— Task prompt —
Single out each line with the word "this" and copy it.

— Input records —
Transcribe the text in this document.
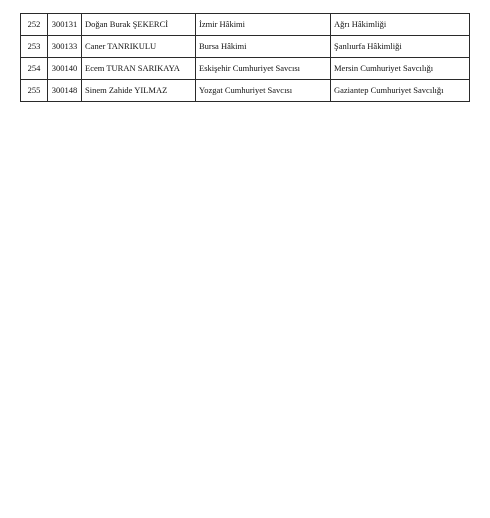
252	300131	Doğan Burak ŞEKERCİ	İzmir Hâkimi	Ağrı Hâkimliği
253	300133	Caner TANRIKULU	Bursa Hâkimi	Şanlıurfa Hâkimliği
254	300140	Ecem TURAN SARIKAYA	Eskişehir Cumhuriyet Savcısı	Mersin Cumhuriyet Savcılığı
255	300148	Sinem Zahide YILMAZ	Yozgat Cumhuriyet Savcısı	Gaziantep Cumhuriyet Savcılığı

...

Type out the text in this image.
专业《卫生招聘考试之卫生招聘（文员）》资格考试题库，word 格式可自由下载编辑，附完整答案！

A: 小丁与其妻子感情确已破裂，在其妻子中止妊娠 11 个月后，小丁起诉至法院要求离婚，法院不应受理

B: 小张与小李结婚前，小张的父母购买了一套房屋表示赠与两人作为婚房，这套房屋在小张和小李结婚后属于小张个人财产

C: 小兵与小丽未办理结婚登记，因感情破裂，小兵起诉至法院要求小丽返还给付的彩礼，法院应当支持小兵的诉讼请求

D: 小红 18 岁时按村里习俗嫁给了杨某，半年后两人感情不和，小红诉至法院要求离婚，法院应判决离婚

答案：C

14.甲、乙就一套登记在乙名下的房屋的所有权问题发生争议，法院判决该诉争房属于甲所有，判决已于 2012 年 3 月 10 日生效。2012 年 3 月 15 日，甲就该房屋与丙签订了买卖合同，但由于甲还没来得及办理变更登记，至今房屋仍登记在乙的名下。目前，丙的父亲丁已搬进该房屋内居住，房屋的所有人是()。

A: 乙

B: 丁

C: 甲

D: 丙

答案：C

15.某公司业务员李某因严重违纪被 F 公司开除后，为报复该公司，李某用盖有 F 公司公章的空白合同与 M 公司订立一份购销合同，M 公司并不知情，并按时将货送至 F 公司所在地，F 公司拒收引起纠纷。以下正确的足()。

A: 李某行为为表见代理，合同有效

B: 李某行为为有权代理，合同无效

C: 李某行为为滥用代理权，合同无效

— Task response —
Transcribe the text in this document.
Type out the text in this image.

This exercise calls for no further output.